__REQUIREMENT__.
Repeat, line for line, the entries printed below.

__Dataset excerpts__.
◆ ◆ ◆ ◆

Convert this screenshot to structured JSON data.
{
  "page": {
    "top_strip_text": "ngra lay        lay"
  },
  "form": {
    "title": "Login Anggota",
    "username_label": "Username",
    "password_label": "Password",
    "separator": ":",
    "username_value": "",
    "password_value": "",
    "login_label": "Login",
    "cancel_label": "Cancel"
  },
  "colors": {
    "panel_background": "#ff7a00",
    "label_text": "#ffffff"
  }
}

◆ ◆ ◆ ◆

__WRITTEN ANSWER__.
Convert this screenshot to structured JSON data.
{
  "page": {
    "top_strip_text": "ngra lay        lay"
  },
  "form": {
    "title": "Login Anggota",
    "username_label": "Username",
    "password_label": "Password",
    "separator": ":",
    "username_value": "",
    "password_value": "",
    "login_label": "Login",
    "cancel_label": "Cancel"
  },
  "colors": {
    "panel_background": "#ff7a00",
    "label_text": "#ffffff"
  }
}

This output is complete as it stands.